WHAT IS NEEDED
Exactly as written, print each record in the listing.

=== PROVIDED ENTRIES ===

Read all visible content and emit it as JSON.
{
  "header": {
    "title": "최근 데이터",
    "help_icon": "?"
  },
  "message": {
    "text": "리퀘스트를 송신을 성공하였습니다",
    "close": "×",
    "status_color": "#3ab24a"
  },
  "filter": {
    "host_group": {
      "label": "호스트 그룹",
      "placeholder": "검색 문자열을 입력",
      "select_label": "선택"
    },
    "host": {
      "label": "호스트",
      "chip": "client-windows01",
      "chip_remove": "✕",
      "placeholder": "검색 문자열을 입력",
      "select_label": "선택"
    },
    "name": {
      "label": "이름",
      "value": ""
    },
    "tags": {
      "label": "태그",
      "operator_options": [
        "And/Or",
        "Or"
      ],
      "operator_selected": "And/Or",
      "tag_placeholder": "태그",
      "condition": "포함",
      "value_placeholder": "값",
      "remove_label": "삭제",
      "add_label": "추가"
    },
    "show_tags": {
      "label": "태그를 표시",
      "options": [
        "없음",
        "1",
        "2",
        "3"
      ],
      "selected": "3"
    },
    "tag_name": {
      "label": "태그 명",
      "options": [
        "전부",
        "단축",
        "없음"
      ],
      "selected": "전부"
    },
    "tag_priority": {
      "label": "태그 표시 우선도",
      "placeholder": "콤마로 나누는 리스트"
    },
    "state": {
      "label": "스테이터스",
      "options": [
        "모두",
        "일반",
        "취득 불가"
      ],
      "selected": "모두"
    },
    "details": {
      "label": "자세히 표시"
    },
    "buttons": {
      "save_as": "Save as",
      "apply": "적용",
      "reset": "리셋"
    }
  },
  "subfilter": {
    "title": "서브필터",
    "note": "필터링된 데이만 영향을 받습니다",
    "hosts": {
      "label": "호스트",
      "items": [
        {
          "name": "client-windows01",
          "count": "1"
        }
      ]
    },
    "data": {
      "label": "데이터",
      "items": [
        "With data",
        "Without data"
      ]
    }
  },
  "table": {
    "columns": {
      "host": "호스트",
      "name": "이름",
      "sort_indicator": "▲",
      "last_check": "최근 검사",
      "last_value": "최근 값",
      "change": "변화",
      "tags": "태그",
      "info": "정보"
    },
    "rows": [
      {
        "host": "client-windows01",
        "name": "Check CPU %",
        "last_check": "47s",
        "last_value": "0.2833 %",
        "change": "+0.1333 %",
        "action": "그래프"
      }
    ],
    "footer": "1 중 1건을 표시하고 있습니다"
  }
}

===

ANSWER TO THIS PROBLEM
Read all visible content and emit it as JSON.
{
  "header": {
    "title": "최근 데이터",
    "help_icon": "?"
  },
  "message": {
    "text": "리퀘스트를 송신을 성공하였습니다",
    "close": "×",
    "status_color": "#3ab24a"
  },
  "filter": {
    "host_group": {
      "label": "호스트 그룹",
      "placeholder": "검색 문자열을 입력",
      "select_label": "선택"
    },
    "host": {
      "label": "호스트",
      "chip": "client-windows01",
      "chip_remove": "✕",
      "placeholder": "검색 문자열을 입력",
      "select_label": "선택"
    },
    "name": {
      "label": "이름",
      "value": ""
    },
    "tags": {
      "label": "태그",
      "operator_options": [
        "And/Or",
        "Or"
      ],
      "operator_selected": "And/Or",
      "tag_placeholder": "태그",
      "condition": "포함",
      "value_placeholder": "값",
      "remove_label": "삭제",
      "add_label": "추가"
    },
    "show_tags": {
      "label": "태그를 표시",
      "options": [
        "없음",
        "1",
        "2",
        "3"
      ],
      "selected": "3"
    },
    "tag_name": {
      "label": "태그 명",
      "options": [
        "전부",
        "단축",
        "없음"
      ],
      "selected": "전부"
    },
    "tag_priority": {
      "label": "태그 표시 우선도",
      "placeholder": "콤마로 나누는 리스트"
    },
    "state": {
      "label": "스테이터스",
      "options": [
        "모두",
        "일반",
        "취득 불가"
      ],
      "selected": "모두"
    },
    "details": {
      "label": "자세히 표시"
    },
    "buttons": {
      "save_as": "Save as",
      "apply": "적용",
      "reset": "리셋"
    }
  },
  "subfilter": {
    "title": "서브필터",
    "note": "필터링된 데이만 영향을 받습니다",
    "hosts": {
      "label": "호스트",
      "items": [
        {
          "name": "client-windows01",
          "count": "1"
        }
      ]
    },
    "data": {
      "label": "데이터",
      "items": [
        "With data",
        "Without data"
      ]
    }
  },
  "table": {
    "columns": {
      "host": "호스트",
      "name": "이름",
      "sort_indicator": "▲",
      "last_check": "최근 검사",
      "last_value": "최근 값",
      "change": "변화",
      "tags": "태그",
      "info": "정보"
    },
    "rows": [
      {
        "host": "client-windows01",
        "name": "Check CPU %",
        "last_check": "47s",
        "last_value": "0.2833 %",
        "change": "+0.1333 %",
        "action": "그래프"
      }
    ],
    "footer": "1 중 1건을 표시하고 있습니다"
  }
}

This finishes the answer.